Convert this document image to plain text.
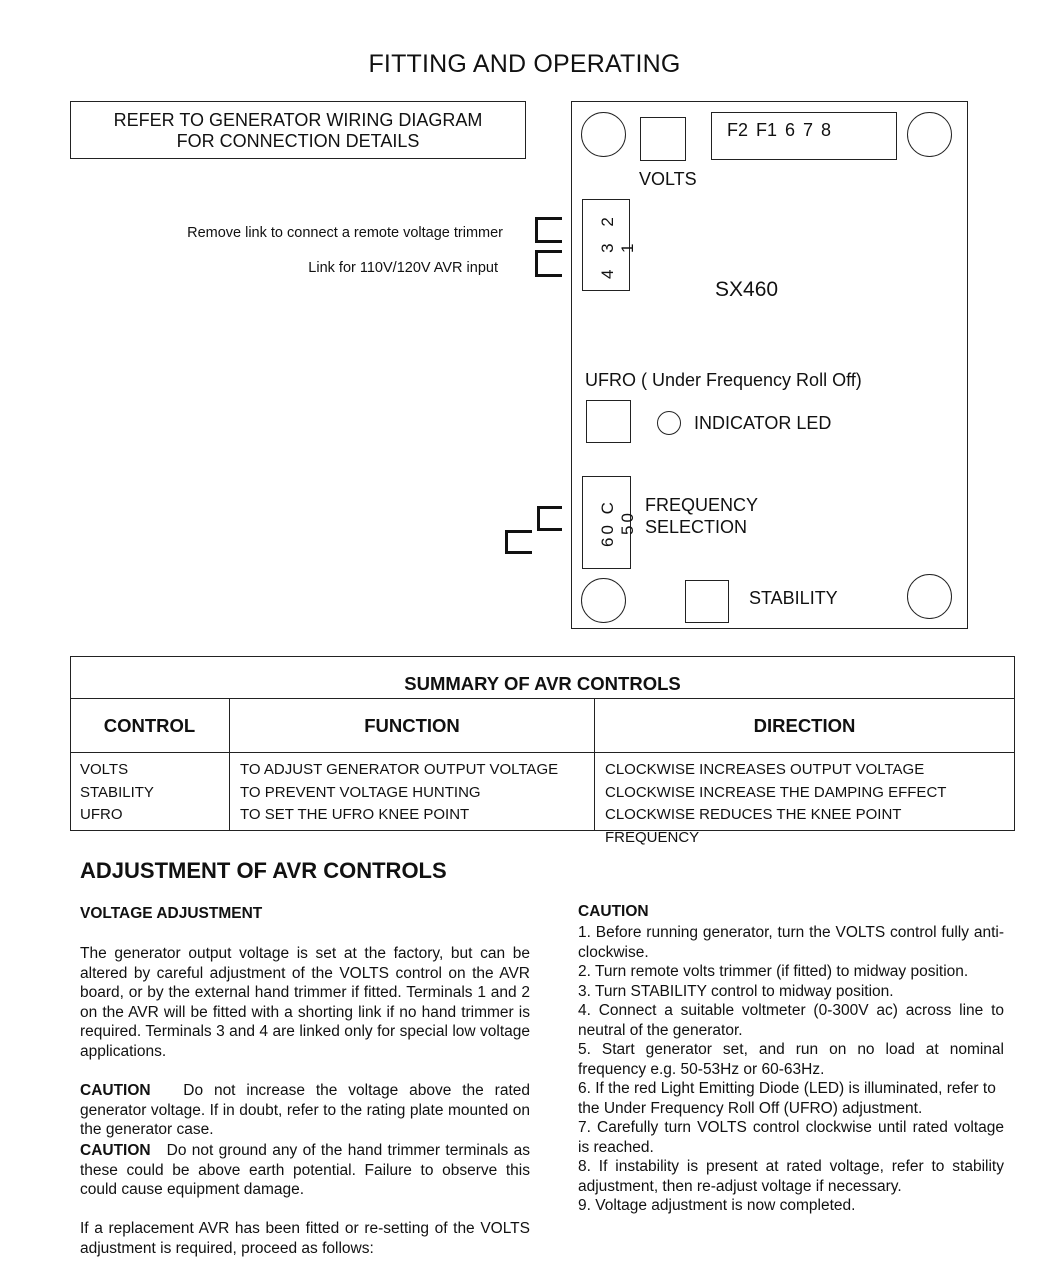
FITTING AND OPERATING
REFER TO GENERATOR WIRING DIAGRAM
FOR CONNECTION DETAILS
Remove link to connect a remote voltage trimmer
Link for 110V/120V AVR input
VOLTS
F2 F1 6 7 8
4 3 2 1
SX460
UFRO ( Under Frequency Roll Off)
INDICATOR LED
60 C 50
FREQUENCY
SELECTION
STABILITY
SUMMARY OF AVR CONTROLS
CONTROL	FUNCTION	DIRECTION
VOLTS
STABILITY
UFRO
TO ADJUST GENERATOR OUTPUT VOLTAGE
TO PREVENT VOLTAGE HUNTING
TO SET THE UFRO KNEE POINT
CLOCKWISE INCREASES OUTPUT VOLTAGE
CLOCKWISE INCREASE THE DAMPING EFFECT
CLOCKWISE REDUCES THE KNEE POINT
FREQUENCY
ADJUSTMENT OF AVR CONTROLS
VOLTAGE ADJUSTMENT
The generator output voltage is set at the factory, but can be altered by careful adjustment of the VOLTS control on the AVR board, or by the external hand trimmer if fitted. Terminals 1 and 2 on the AVR will be fitted with a shorting link if no hand trimmer is required. Terminals 3 and 4 are linked only for special low voltage applications.
CAUTION Do not increase the voltage above the rated generator voltage. If in doubt, refer to the rating plate mounted on the generator case.
CAUTION Do not ground any of the hand trimmer terminals as these could be above earth potential. Failure to observe this could cause equipment damage.
If a replacement AVR has been fitted or re-setting of the VOLTS adjustment is required, proceed as follows:
CAUTION

1. Before running generator, turn the VOLTS control fully anti-clockwise.

2. Turn remote volts trimmer (if fitted) to midway position.

3. Turn STABILITY control to midway position.

4. Connect a suitable voltmeter (0-300V ac) across line to neutral of the generator.

5. Start generator set, and run on no load at nominal frequency e.g. 50-53Hz or 60-63Hz.

6. If the red Light Emitting Diode (LED) is illuminated, refer to the Under Frequency Roll Off (UFRO) adjustment.

7. Carefully turn VOLTS control clockwise until rated voltage is reached.

8. If instability is present at rated voltage, refer to stability adjustment, then re-adjust voltage if necessary.

9. Voltage adjustment is now completed.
········
## Exercise
Each line in the records above should be reproduced exactly; images are not copied.

## Answer for the task
Convert this document image to plain text.
FITTING AND OPERATING
REFER TO GENERATOR WIRING DIAGRAM
FOR CONNECTION DETAILS
Remove link to connect a remote voltage trimmer
Link for 110V/120V AVR input
VOLTS
F2 F1 6 7 8
4 3 2 1
SX460
UFRO ( Under Frequency Roll Off)
INDICATOR LED
60 C 50
FREQUENCY
SELECTION
STABILITY
SUMMARY OF AVR CONTROLS
CONTROL	FUNCTION	DIRECTION
VOLTS
STABILITY
UFRO
TO ADJUST GENERATOR OUTPUT VOLTAGE
TO PREVENT VOLTAGE HUNTING
TO SET THE UFRO KNEE POINT
CLOCKWISE INCREASES OUTPUT VOLTAGE
CLOCKWISE INCREASE THE DAMPING EFFECT
CLOCKWISE REDUCES THE KNEE POINT
FREQUENCY
ADJUSTMENT OF AVR CONTROLS
VOLTAGE ADJUSTMENT
The generator output voltage is set at the factory, but can be altered by careful adjustment of the VOLTS control on the AVR board, or by the external hand trimmer if fitted. Terminals 1 and 2 on the AVR will be fitted with a shorting link if no hand trimmer is required. Terminals 3 and 4 are linked only for special low voltage applications.
CAUTION Do not increase the voltage above the rated generator voltage. If in doubt, refer to the rating plate mounted on the generator case.
CAUTION Do not ground any of the hand trimmer terminals as these could be above earth potential. Failure to observe this could cause equipment damage.
If a replacement AVR has been fitted or re-setting of the VOLTS adjustment is required, proceed as follows:
CAUTION

1. Before running generator, turn the VOLTS control fully anti-clockwise.

2. Turn remote volts trimmer (if fitted) to midway position.

3. Turn STABILITY control to midway position.

4. Connect a suitable voltmeter (0-300V ac) across line to neutral of the generator.

5. Start generator set, and run on no load at nominal frequency e.g. 50-53Hz or 60-63Hz.

6. If the red Light Emitting Diode (LED) is illuminated, refer to the Under Frequency Roll Off (UFRO) adjustment.

7. Carefully turn VOLTS control clockwise until rated voltage is reached.

8. If instability is present at rated voltage, refer to stability adjustment, then re-adjust voltage if necessary.

9. Voltage adjustment is now completed.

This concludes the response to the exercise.